* [Input for this task]:

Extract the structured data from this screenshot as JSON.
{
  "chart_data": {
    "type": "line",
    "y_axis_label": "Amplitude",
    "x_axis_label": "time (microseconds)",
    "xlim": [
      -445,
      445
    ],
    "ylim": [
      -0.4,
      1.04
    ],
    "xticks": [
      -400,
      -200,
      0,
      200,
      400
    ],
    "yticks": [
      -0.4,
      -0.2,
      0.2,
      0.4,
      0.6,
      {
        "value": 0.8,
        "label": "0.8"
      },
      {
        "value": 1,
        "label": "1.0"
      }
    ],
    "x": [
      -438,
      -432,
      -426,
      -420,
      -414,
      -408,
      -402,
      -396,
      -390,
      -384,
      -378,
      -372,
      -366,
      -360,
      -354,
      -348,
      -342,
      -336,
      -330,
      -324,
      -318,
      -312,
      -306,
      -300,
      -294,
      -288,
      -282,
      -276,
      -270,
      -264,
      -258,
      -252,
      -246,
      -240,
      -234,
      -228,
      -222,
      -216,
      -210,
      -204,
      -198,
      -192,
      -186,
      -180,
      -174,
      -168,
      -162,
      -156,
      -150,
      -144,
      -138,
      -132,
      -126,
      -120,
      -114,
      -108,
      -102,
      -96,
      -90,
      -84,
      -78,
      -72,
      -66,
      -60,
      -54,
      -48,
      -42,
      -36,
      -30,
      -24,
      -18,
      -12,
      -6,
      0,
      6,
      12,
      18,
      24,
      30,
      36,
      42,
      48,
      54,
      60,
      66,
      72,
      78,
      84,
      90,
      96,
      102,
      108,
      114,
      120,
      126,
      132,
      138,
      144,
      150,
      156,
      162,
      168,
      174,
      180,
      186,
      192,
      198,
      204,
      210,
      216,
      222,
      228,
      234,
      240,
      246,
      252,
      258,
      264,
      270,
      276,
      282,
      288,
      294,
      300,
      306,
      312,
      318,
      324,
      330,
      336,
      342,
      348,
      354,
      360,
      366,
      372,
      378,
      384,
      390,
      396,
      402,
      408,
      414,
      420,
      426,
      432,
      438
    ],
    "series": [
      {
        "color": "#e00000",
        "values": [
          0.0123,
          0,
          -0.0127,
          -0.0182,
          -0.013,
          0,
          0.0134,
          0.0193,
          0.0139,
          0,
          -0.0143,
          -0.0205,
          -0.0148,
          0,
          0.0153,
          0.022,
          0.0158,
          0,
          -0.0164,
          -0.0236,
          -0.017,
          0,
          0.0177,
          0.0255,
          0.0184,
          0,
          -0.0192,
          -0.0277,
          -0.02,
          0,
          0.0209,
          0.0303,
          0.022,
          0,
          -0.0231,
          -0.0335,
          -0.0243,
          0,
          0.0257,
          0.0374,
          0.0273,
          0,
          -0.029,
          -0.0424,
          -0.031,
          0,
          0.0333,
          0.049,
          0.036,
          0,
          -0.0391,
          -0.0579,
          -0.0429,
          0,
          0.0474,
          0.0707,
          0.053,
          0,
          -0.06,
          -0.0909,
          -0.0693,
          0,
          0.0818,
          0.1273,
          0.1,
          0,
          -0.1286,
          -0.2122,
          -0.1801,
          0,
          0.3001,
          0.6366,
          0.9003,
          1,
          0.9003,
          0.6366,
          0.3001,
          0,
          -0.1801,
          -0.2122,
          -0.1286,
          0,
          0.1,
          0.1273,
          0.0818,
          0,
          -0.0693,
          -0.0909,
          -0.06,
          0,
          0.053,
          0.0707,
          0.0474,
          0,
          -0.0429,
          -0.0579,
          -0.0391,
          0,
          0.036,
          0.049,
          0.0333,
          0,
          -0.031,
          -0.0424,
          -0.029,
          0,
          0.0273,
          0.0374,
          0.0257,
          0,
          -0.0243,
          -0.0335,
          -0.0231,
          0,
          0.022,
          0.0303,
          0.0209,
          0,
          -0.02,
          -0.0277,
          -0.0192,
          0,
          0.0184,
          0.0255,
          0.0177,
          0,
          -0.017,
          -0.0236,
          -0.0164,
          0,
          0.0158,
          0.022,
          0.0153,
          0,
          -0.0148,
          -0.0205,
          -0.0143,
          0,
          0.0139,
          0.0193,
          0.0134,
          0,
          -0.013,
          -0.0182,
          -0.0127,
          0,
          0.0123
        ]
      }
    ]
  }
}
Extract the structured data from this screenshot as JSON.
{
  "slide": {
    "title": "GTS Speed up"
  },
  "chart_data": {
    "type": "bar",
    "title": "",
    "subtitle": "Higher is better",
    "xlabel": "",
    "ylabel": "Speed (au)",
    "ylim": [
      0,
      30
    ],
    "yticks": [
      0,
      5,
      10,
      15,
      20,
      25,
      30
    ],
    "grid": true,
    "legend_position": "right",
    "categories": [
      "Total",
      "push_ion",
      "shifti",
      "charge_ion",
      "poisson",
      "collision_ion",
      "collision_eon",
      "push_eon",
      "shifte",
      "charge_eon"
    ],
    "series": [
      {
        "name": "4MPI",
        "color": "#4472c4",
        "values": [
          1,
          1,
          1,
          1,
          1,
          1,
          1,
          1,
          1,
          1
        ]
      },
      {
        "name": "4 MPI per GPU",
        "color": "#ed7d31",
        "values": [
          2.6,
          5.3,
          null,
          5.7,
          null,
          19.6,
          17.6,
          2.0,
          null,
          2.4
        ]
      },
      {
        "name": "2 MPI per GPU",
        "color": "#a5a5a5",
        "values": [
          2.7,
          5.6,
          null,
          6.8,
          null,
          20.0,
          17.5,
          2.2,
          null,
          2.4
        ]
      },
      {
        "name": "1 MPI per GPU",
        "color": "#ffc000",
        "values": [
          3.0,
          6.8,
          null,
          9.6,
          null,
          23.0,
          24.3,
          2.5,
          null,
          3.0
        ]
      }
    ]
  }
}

* [Problem to work on]: Take the records above and return them exactly as written.

* [Final result]:
Extract the structured data from this screenshot as JSON.
{
  "chart_data": {
    "type": "line",
    "y_axis_label": "Amplitude",
    "x_axis_label": "time (microseconds)",
    "xlim": [
      -445,
      445
    ],
    "ylim": [
      -0.4,
      1.04
    ],
    "xticks": [
      -400,
      -200,
      0,
      200,
      400
    ],
    "yticks": [
      -0.4,
      -0.2,
      0.2,
      0.4,
      0.6,
      {
        "value": 0.8,
        "label": "0.8"
      },
      {
        "value": 1,
        "label": "1.0"
      }
    ],
    "x": [
      -438,
      -432,
      -426,
      -420,
      -414,
      -408,
      -402,
      -396,
      -390,
      -384,
      -378,
      -372,
      -366,
      -360,
      -354,
      -348,
      -342,
      -336,
      -330,
      -324,
      -318,
      -312,
      -306,
      -300,
      -294,
      -288,
      -282,
      -276,
      -270,
      -264,
      -258,
      -252,
      -246,
      -240,
      -234,
      -228,
      -222,
      -216,
      -210,
      -204,
      -198,
      -192,
      -186,
      -180,
      -174,
      -168,
      -162,
      -156,
      -150,
      -144,
      -138,
      -132,
      -126,
      -120,
      -114,
      -108,
      -102,
      -96,
      -90,
      -84,
      -78,
      -72,
      -66,
      -60,
      -54,
      -48,
      -42,
      -36,
      -30,
      -24,
      -18,
      -12,
      -6,
      0,
      6,
      12,
      18,
      24,
      30,
      36,
      42,
      48,
      54,
      60,
      66,
      72,
      78,
      84,
      90,
      96,
      102,
      108,
      114,
      120,
      126,
      132,
      138,
      144,
      150,
      156,
      162,
      168,
      174,
      180,
      186,
      192,
      198,
      204,
      210,
      216,
      222,
      228,
      234,
      240,
      246,
      252,
      258,
      264,
      270,
      276,
      282,
      288,
      294,
      300,
      306,
      312,
      318,
      324,
      330,
      336,
      342,
      348,
      354,
      360,
      366,
      372,
      378,
      384,
      390,
      396,
      402,
      408,
      414,
      420,
      426,
      432,
      438
    ],
    "series": [
      {
        "color": "#e00000",
        "values": [
          0.0123,
          0,
          -0.0127,
          -0.0182,
          -0.013,
          0,
          0.0134,
          0.0193,
          0.0139,
          0,
          -0.0143,
          -0.0205,
          -0.0148,
          0,
          0.0153,
          0.022,
          0.0158,
          0,
          -0.0164,
          -0.0236,
          -0.017,
          0,
          0.0177,
          0.0255,
          0.0184,
          0,
          -0.0192,
          -0.0277,
          -0.02,
          0,
          0.0209,
          0.0303,
          0.022,
          0,
          -0.0231,
          -0.0335,
          -0.0243,
          0,
          0.0257,
          0.0374,
          0.0273,
          0,
          -0.029,
          -0.0424,
          -0.031,
          0,
          0.0333,
          0.049,
          0.036,
          0,
          -0.0391,
          -0.0579,
          -0.0429,
          0,
          0.0474,
          0.0707,
          0.053,
          0,
          -0.06,
          -0.0909,
          -0.0693,
          0,
          0.0818,
          0.1273,
          0.1,
          0,
          -0.1286,
          -0.2122,
          -0.1801,
          0,
          0.3001,
          0.6366,
          0.9003,
          1,
          0.9003,
          0.6366,
          0.3001,
          0,
          -0.1801,
          -0.2122,
          -0.1286,
          0,
          0.1,
          0.1273,
          0.0818,
          0,
          -0.0693,
          -0.0909,
          -0.06,
          0,
          0.053,
          0.0707,
          0.0474,
          0,
          -0.0429,
          -0.0579,
          -0.0391,
          0,
          0.036,
          0.049,
          0.0333,
          0,
          -0.031,
          -0.0424,
          -0.029,
          0,
          0.0273,
          0.0374,
          0.0257,
          0,
          -0.0243,
          -0.0335,
          -0.0231,
          0,
          0.022,
          0.0303,
          0.0209,
          0,
          -0.02,
          -0.0277,
          -0.0192,
          0,
          0.0184,
          0.0255,
          0.0177,
          0,
          -0.017,
          -0.0236,
          -0.0164,
          0,
          0.0158,
          0.022,
          0.0153,
          0,
          -0.0148,
          -0.0205,
          -0.0143,
          0,
          0.0139,
          0.0193,
          0.0134,
          0,
          -0.013,
          -0.0182,
          -0.0127,
          0,
          0.0123
        ]
      }
    ]
  }
}
Extract the structured data from this screenshot as JSON.
{
  "slide": {
    "title": "GTS Speed up"
  },
  "chart_data": {
    "type": "bar",
    "title": "",
    "subtitle": "Higher is better",
    "xlabel": "",
    "ylabel": "Speed (au)",
    "ylim": [
      0,
      30
    ],
    "yticks": [
      0,
      5,
      10,
      15,
      20,
      25,
      30
    ],
    "grid": true,
    "legend_position": "right",
    "categories": [
      "Total",
      "push_ion",
      "shifti",
      "charge_ion",
      "poisson",
      "collision_ion",
      "collision_eon",
      "push_eon",
      "shifte",
      "charge_eon"
    ],
    "series": [
      {
        "name": "4MPI",
        "color": "#4472c4",
        "values": [
          1,
          1,
          1,
          1,
          1,
          1,
          1,
          1,
          1,
          1
        ]
      },
      {
        "name": "4 MPI per GPU",
        "color": "#ed7d31",
        "values": [
          2.6,
          5.3,
          null,
          5.7,
          null,
          19.6,
          17.6,
          2.0,
          null,
          2.4
        ]
      },
      {
        "name": "2 MPI per GPU",
        "color": "#a5a5a5",
        "values": [
          2.7,
          5.6,
          null,
          6.8,
          null,
          20.0,
          17.5,
          2.2,
          null,
          2.4
        ]
      },
      {
        "name": "1 MPI per GPU",
        "color": "#ffc000",
        "values": [
          3.0,
          6.8,
          null,
          9.6,
          null,
          23.0,
          24.3,
          2.5,
          null,
          3.0
        ]
      }
    ]
  }
}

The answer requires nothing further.